Start Page excerpt

GLJ was commissioned to conduct an Independent Resources Evaluation for ARC's lands in the NE B.C. Montney region including Dawson, Parkland, Tower, Red Creek, Sunrise/Sunset, Attachie, Septimus, Sundown, and Blueberry in northeastern B.C and Pouce Coupe just across the border in Alberta (the "Evaluated Areas").  The Resources Evaluation was effective December 31, 2013 based on GLJ forecast pricing as at January 1, 2014. All references in the following discussion to ECR, TPIIP and DPIIP are in reference to the Evaluated Areas included in the Independent Resources Evaluation.  See "Definitions of Oil and Gas Resources and Reserves" in this news release.

The evaluation reaffirmed that the NE B.C. Montney region provides a significant long-term growth opportunity with considerable potential reserves, extending well beyond existing booked reserves and even the current estimates of the Economic Contingent Resource ("ECR").  ARC's NE B.C. Montney assets provide optionality for future growth through commodity price cycles given the diversity of ARC's Montney landholdings with exposure to liquids-rich natural gas, crude oil and dry natural gas.  We believe there is considerable upside in our NE B.C. Montney assets given our significant resource base.

ARC's 2013 capital development program was focused on crude oil and liquids rich-gas opportunities throughout ARC's entire asset portfolio while maintaining gas production. In NE B.C., ARC's capital development program consisted of drilling 41 gross operated (40.5 net) wells comprised 13 oil wells at Tower, 15 liquids-rich wells at Parkland and 13 gas wells (nine wells at Dawson, two wells at Sunrise, one well at Attachie and one well at Blueberry).

TPIIP for the gas bearing lands in the evaluated areas increased 10 per cent relative to 2012 to 55.1 Tcf. The 2013 drilling program resulted in a 12 per cent increase of DPIIP for the evaluated areas to 30.4 Tcf.   Growth in gas TPIIP and DPIIP is primarily attributed to 2013 land acquisition activity in Attachie, Blueberry and Pouce Coupe.

End Page excerpt

### Task a
Extract the records word for word, starting with their first line and continuing through the line containing "piano-roll-icon[interactable]: ⊿ [644,32,662,48]", with both of those lines included.
The records below are unrelated to the Montney evaluation text.

Start Excerpted data

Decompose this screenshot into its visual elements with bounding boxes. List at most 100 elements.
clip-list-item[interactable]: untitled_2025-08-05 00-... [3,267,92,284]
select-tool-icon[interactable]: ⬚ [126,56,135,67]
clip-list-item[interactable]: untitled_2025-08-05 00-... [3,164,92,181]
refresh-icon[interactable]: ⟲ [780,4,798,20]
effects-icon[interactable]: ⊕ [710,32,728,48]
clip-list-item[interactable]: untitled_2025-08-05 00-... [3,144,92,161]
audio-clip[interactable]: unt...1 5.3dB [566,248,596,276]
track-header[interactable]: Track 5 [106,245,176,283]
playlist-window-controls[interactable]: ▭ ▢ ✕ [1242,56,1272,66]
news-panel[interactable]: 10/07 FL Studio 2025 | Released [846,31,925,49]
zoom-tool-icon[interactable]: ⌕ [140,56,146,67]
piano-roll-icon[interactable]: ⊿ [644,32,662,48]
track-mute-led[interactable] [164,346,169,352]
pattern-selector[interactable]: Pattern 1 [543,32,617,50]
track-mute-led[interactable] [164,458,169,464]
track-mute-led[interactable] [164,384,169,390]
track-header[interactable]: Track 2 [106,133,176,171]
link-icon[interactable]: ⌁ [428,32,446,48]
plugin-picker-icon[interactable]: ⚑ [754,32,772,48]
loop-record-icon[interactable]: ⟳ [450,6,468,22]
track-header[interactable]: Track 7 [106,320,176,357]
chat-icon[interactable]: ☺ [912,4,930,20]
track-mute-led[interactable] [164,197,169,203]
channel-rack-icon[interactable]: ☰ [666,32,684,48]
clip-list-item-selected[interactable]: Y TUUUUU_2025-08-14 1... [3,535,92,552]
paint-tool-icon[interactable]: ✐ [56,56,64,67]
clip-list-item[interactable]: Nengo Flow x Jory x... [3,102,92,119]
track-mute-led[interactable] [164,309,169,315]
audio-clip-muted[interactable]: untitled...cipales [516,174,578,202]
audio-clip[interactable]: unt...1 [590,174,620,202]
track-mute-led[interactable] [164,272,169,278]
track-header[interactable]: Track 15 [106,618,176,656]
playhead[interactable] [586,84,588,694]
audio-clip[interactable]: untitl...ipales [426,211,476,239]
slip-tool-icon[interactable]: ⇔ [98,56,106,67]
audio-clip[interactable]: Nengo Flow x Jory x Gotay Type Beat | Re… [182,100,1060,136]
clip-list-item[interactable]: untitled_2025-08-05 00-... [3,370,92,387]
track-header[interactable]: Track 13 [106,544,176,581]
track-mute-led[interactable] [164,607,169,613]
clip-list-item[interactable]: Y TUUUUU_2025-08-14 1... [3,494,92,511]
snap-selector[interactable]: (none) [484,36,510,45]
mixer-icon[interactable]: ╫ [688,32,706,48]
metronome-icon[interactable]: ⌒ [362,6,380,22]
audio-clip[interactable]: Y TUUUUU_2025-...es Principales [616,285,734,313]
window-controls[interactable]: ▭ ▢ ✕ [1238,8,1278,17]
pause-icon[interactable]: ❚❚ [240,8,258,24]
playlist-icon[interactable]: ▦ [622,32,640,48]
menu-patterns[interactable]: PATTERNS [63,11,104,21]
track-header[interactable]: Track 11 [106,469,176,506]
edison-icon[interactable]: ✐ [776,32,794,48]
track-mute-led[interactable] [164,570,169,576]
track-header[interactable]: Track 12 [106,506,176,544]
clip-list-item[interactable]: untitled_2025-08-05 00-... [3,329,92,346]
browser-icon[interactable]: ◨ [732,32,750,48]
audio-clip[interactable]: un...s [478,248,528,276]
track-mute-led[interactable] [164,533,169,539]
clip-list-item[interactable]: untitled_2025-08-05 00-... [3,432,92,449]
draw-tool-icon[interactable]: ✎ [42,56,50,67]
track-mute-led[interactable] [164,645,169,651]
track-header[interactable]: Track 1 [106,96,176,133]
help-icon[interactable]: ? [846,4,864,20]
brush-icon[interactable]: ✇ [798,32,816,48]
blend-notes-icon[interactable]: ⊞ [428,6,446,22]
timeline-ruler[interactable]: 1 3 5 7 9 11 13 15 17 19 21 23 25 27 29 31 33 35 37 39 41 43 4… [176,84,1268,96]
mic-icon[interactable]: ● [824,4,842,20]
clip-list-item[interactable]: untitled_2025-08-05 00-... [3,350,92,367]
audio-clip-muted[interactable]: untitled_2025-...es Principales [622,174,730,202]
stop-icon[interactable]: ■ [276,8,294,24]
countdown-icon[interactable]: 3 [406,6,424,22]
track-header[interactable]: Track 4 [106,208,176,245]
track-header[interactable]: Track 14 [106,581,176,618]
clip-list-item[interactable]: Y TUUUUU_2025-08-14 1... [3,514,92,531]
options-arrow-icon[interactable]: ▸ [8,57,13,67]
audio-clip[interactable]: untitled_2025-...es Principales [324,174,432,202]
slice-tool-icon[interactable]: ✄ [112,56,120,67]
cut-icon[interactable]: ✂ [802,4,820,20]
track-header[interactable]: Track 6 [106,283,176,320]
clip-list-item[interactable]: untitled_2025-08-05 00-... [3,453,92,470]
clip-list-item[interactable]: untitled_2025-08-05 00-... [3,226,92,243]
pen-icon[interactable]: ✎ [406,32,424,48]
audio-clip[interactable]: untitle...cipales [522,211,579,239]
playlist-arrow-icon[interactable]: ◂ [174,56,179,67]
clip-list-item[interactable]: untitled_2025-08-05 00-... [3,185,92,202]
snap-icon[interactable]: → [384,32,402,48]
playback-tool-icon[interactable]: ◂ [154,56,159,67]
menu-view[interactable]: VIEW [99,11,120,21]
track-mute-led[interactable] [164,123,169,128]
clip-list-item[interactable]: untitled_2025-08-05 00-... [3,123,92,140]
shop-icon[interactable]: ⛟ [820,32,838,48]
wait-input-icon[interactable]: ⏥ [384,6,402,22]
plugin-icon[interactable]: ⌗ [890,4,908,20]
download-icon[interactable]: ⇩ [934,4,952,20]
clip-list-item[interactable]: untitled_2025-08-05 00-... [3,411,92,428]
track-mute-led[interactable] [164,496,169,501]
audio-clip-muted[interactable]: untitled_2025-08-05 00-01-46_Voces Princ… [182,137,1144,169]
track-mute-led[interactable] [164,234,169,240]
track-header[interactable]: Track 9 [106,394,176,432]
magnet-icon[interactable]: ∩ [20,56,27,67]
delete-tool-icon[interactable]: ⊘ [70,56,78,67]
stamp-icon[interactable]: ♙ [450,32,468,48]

End Excerpted data

### Task b
In the Montney evaluation text, translate this sentence into Spanish: "The Resources Evaluation was effective December 31, 2013 based on GLJ forecast pricing as at January 1, 2014."

### Finished answer a
Decompose this screenshot into its visual elements with bounding boxes. List at most 100 elements.
clip-list-item[interactable]: untitled_2025-08-05 00-... [3,267,92,284]
select-tool-icon[interactable]: ⬚ [126,56,135,67]
clip-list-item[interactable]: untitled_2025-08-05 00-... [3,164,92,181]
refresh-icon[interactable]: ⟲ [780,4,798,20]
effects-icon[interactable]: ⊕ [710,32,728,48]
clip-list-item[interactable]: untitled_2025-08-05 00-... [3,144,92,161]
audio-clip[interactable]: unt...1 5.3dB [566,248,596,276]
track-header[interactable]: Track 5 [106,245,176,283]
playlist-window-controls[interactable]: ▭ ▢ ✕ [1242,56,1272,66]
news-panel[interactable]: 10/07 FL Studio 2025 | Released [846,31,925,49]
zoom-tool-icon[interactable]: ⌕ [140,56,146,67]
piano-roll-icon[interactable]: ⊿ [644,32,662,48]

### Finished answer b
La Evaluación de Recursos tuvo fecha efectiva del 31 de diciembre de 2013, con base en los precios pronosticados por GLJ al 1 de enero de 2014.